| Records shown |
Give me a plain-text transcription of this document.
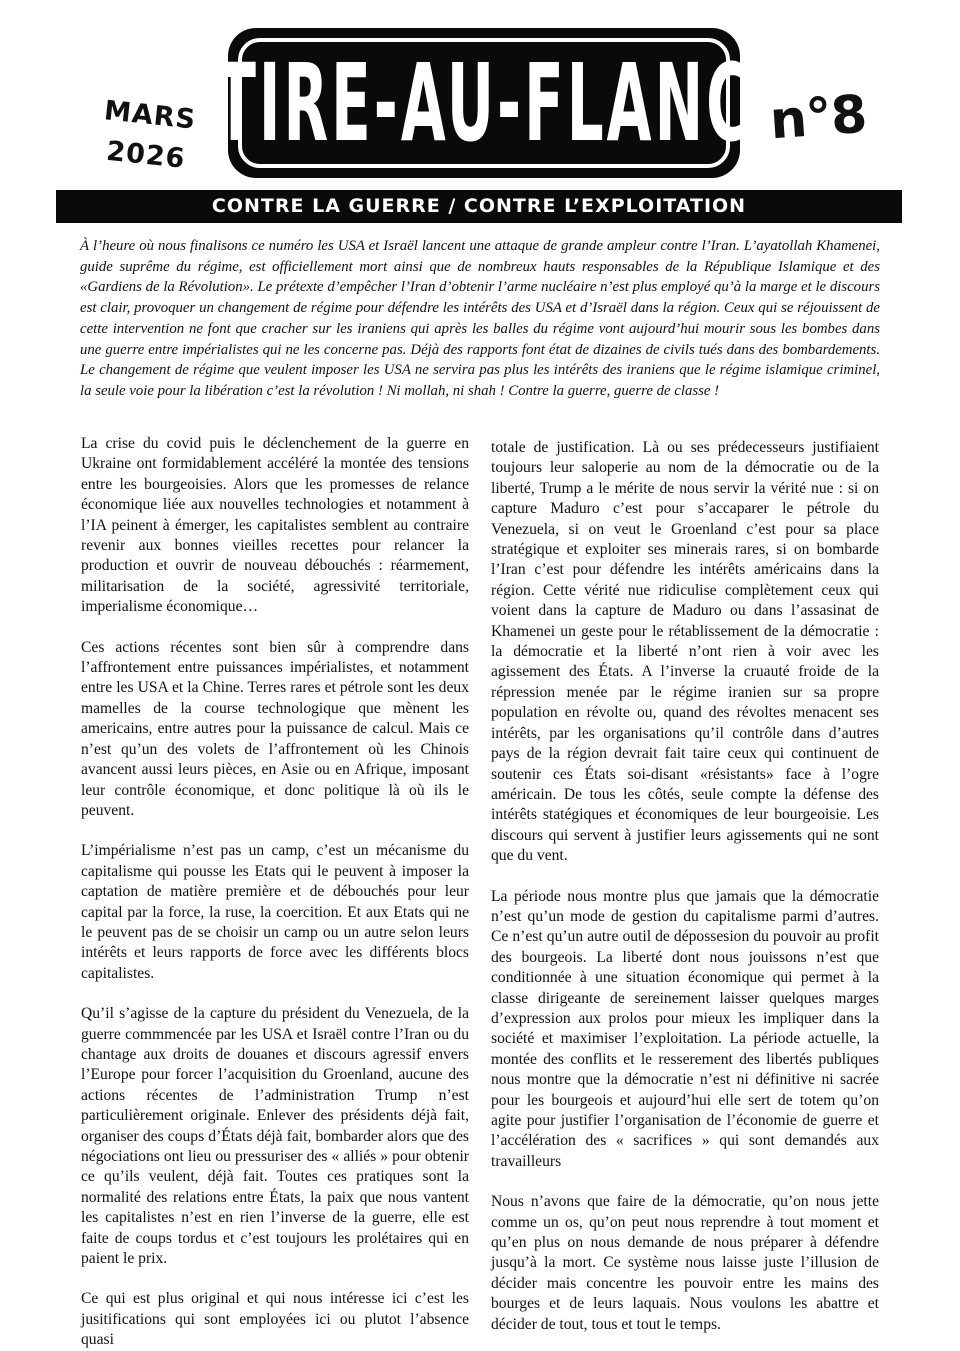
MARS 2026 TIRE-AU-FLANC n°8
CONTRE LA GUERRE / CONTRE L’EXPLOITATION

À l’heure où nous finalisons ce numéro les USA et Israël lancent une attaque de grande ampleur contre l’Iran. L’ayatollah Khamenei, guide suprême du régime, est officiellement mort ainsi que de nombreux hauts responsables de la République Islamique et des «Gardiens de la Révolution». Le prétexte d’empêcher l’Iran d’obtenir l’arme nucléaire n’est plus employé qu’à la marge et le discours est clair, provoquer un changement de régime pour défendre les intérêts des USA et d’Israël dans la région. Ceux qui se réjouissent de cette intervention ne font que cracher sur les iraniens qui après les balles du régime vont aujourd’hui mourir sous les bombes dans une guerre entre impérialistes qui ne les concerne pas. Déjà des rapports font état de dizaines de civils tués dans des bombardements. Le changement de régime que veulent imposer les USA ne servira pas plus les intérêts des iraniens que le régime islamique criminel, la seule voie pour la libération c’est la révolution ! Ni mollah, ni shah ! Contre la guerre, guerre de classe !

La crise du covid puis le déclenchement de la guerre en Ukraine ont formidablement accéléré la montée des tensions entre les bourgeoisies. Alors que les promesses de relance économique liée aux nouvelles technologies et notamment à l’IA peinent à émerger, les capitalistes semblent au contraire revenir aux bonnes vieilles recettes pour relancer la production et ouvrir de nouveau débouchés : réarmement, militarisation de la société, agressivité territoriale, imperialisme économique…

Ces actions récentes sont bien sûr à comprendre dans l’affrontement entre puissances impérialistes, et notamment entre les USA et la Chine. Terres rares et pétrole sont les deux mamelles de la course technologique que mènent les americains, entre autres pour la puissance de calcul. Mais ce n’est qu’un des volets de l’affrontement où les Chinois avancent aussi leurs pièces, en Asie ou en Afrique, imposant leur contrôle économique, et donc politique là où ils le peuvent.

L’impérialisme n’est pas un camp, c’est un mécanisme du capitalisme qui pousse les Etats qui le peuvent à imposer la captation de matière première et de débouchés pour leur capital par la force, la ruse, la coercition. Et aux Etats qui ne le peuvent pas de se choisir un camp ou un autre selon leurs intérêts et leurs rapports de force avec les différents blocs capitalistes.

Qu’il s’agisse de la capture du président du Venezuela, de la guerre commmencée par les USA et Israël contre l’Iran ou du chantage aux droits de douanes et discours agressif envers l’Europe pour forcer l’acquisition du Groenland, aucune des actions récentes de l’administration Trump n’est particulièrement originale. Enlever des présidents déjà fait, organiser des coups d’États déjà fait, bombarder alors que des négociations ont lieu ou pressuriser des « alliés » pour obtenir ce qu’ils veulent, déjà fait. Toutes ces pratiques sont la normalité des relations entre États, la paix que nous vantent les capitalistes n’est en rien l’inverse de la guerre, elle est faite de coups tordus et c’est toujours les prolétaires qui en paient le prix.

Ce qui est plus original et qui nous intéresse ici c’est les jusitifications qui sont employées ici ou plutot l’absence quasi

totale de justification. Là ou ses prédecesseurs justifiaient toujours leur saloperie au nom de la démocratie ou de la liberté, Trump a le mérite de nous servir la vérité nue : si on capture Maduro c’est pour s’accaparer le pétrole du Venezuela, si on veut le Groenland c’est pour sa place stratégique et exploiter ses minerais rares, si on bombarde l’Iran c’est pour défendre les intérêts américains dans la région. Cette vérité nue ridiculise complètement ceux qui voient dans la capture de Maduro ou dans l’assasinat de Khamenei un geste pour le rétablissement de la démocratie : la démocratie et la liberté n’ont rien à voir avec les agissement des États. A l’inverse la cruauté froide de la répression menée par le régime iranien sur sa propre population en révolte ou, quand des révoltes menacent ses intérêts, par les organisations qu’il contrôle dans d’autres pays de la région devrait fait taire ceux qui continuent de soutenir ces États soi-disant «résistants» face à l’ogre américain. De tous les côtés, seule compte la défense des intérêts statégiques et économiques de leur bourgeoisie. Les discours qui servent à justifier leurs agissements qui ne sont que du vent.

La période nous montre plus que jamais que la démocratie n’est qu’un mode de gestion du capitalisme parmi d’autres. Ce n’est qu’un autre outil de dépossesion du pouvoir au profit des bourgeois. La liberté dont nous jouissons n’est que conditionnée à une situation économique qui permet à la classe dirigeante de sereinement laisser quelques marges d’expression aux prolos pour mieux les impliquer dans la société et maximiser l’exploitation. La période actuelle, la montée des conflits et le resserement des libertés publiques nous montre que la démocratie n’est ni définitive ni sacrée pour les bourgeois et aujourd’hui elle sert de totem qu’on agite pour justifier l’organisation de l’économie de guerre et l’accélération des « sacrifices » qui sont demandés aux travailleurs

Nous n’avons que faire de la démocratie, qu’on nous jette comme un os, qu’on peut nous reprendre à tout moment et qu’en plus on nous demande de nous préparer à défendre jusqu’à la mort. Ce système nous laisse juste l’illusion de décider mais concentre les pouvoir entre les mains des bourges et de leurs laquais. Nous voulons les abattre et décider de tout, tous et tout le temps.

| Exercise prompt |
Print each of the records above exactly as written, leaving no picture in the copy.

| Result for this exercise |
Give me a plain-text transcription of this document.
MARS 2026 TIRE-AU-FLANC n°8
CONTRE LA GUERRE / CONTRE L’EXPLOITATION

À l’heure où nous finalisons ce numéro les USA et Israël lancent une attaque de grande ampleur contre l’Iran. L’ayatollah Khamenei, guide suprême du régime, est officiellement mort ainsi que de nombreux hauts responsables de la République Islamique et des «Gardiens de la Révolution». Le prétexte d’empêcher l’Iran d’obtenir l’arme nucléaire n’est plus employé qu’à la marge et le discours est clair, provoquer un changement de régime pour défendre les intérêts des USA et d’Israël dans la région. Ceux qui se réjouissent de cette intervention ne font que cracher sur les iraniens qui après les balles du régime vont aujourd’hui mourir sous les bombes dans une guerre entre impérialistes qui ne les concerne pas. Déjà des rapports font état de dizaines de civils tués dans des bombardements. Le changement de régime que veulent imposer les USA ne servira pas plus les intérêts des iraniens que le régime islamique criminel, la seule voie pour la libération c’est la révolution ! Ni mollah, ni shah ! Contre la guerre, guerre de classe !

La crise du covid puis le déclenchement de la guerre en Ukraine ont formidablement accéléré la montée des tensions entre les bourgeoisies. Alors que les promesses de relance économique liée aux nouvelles technologies et notamment à l’IA peinent à émerger, les capitalistes semblent au contraire revenir aux bonnes vieilles recettes pour relancer la production et ouvrir de nouveau débouchés : réarmement, militarisation de la société, agressivité territoriale, imperialisme économique…

Ces actions récentes sont bien sûr à comprendre dans l’affrontement entre puissances impérialistes, et notamment entre les USA et la Chine. Terres rares et pétrole sont les deux mamelles de la course technologique que mènent les americains, entre autres pour la puissance de calcul. Mais ce n’est qu’un des volets de l’affrontement où les Chinois avancent aussi leurs pièces, en Asie ou en Afrique, imposant leur contrôle économique, et donc politique là où ils le peuvent.

L’impérialisme n’est pas un camp, c’est un mécanisme du capitalisme qui pousse les Etats qui le peuvent à imposer la captation de matière première et de débouchés pour leur capital par la force, la ruse, la coercition. Et aux Etats qui ne le peuvent pas de se choisir un camp ou un autre selon leurs intérêts et leurs rapports de force avec les différents blocs capitalistes.

Qu’il s’agisse de la capture du président du Venezuela, de la guerre commmencée par les USA et Israël contre l’Iran ou du chantage aux droits de douanes et discours agressif envers l’Europe pour forcer l’acquisition du Groenland, aucune des actions récentes de l’administration Trump n’est particulièrement originale. Enlever des présidents déjà fait, organiser des coups d’États déjà fait, bombarder alors que des négociations ont lieu ou pressuriser des « alliés » pour obtenir ce qu’ils veulent, déjà fait. Toutes ces pratiques sont la normalité des relations entre États, la paix que nous vantent les capitalistes n’est en rien l’inverse de la guerre, elle est faite de coups tordus et c’est toujours les prolétaires qui en paient le prix.

Ce qui est plus original et qui nous intéresse ici c’est les jusitifications qui sont employées ici ou plutot l’absence quasi

totale de justification. Là ou ses prédecesseurs justifiaient toujours leur saloperie au nom de la démocratie ou de la liberté, Trump a le mérite de nous servir la vérité nue : si on capture Maduro c’est pour s’accaparer le pétrole du Venezuela, si on veut le Groenland c’est pour sa place stratégique et exploiter ses minerais rares, si on bombarde l’Iran c’est pour défendre les intérêts américains dans la région. Cette vérité nue ridiculise complètement ceux qui voient dans la capture de Maduro ou dans l’assasinat de Khamenei un geste pour le rétablissement de la démocratie : la démocratie et la liberté n’ont rien à voir avec les agissement des États. A l’inverse la cruauté froide de la répression menée par le régime iranien sur sa propre population en révolte ou, quand des révoltes menacent ses intérêts, par les organisations qu’il contrôle dans d’autres pays de la région devrait fait taire ceux qui continuent de soutenir ces États soi-disant «résistants» face à l’ogre américain. De tous les côtés, seule compte la défense des intérêts statégiques et économiques de leur bourgeoisie. Les discours qui servent à justifier leurs agissements qui ne sont que du vent.

La période nous montre plus que jamais que la démocratie n’est qu’un mode de gestion du capitalisme parmi d’autres. Ce n’est qu’un autre outil de dépossesion du pouvoir au profit des bourgeois. La liberté dont nous jouissons n’est que conditionnée à une situation économique qui permet à la classe dirigeante de sereinement laisser quelques marges d’expression aux prolos pour mieux les impliquer dans la société et maximiser l’exploitation. La période actuelle, la montée des conflits et le resserement des libertés publiques nous montre que la démocratie n’est ni définitive ni sacrée pour les bourgeois et aujourd’hui elle sert de totem qu’on agite pour justifier l’organisation de l’économie de guerre et l’accélération des « sacrifices » qui sont demandés aux travailleurs

Nous n’avons que faire de la démocratie, qu’on nous jette comme un os, qu’on peut nous reprendre à tout moment et qu’en plus on nous demande de nous préparer à défendre jusqu’à la mort. Ce système nous laisse juste l’illusion de décider mais concentre les pouvoir entre les mains des bourges et de leurs laquais. Nous voulons les abattre et décider de tout, tous et tout le temps.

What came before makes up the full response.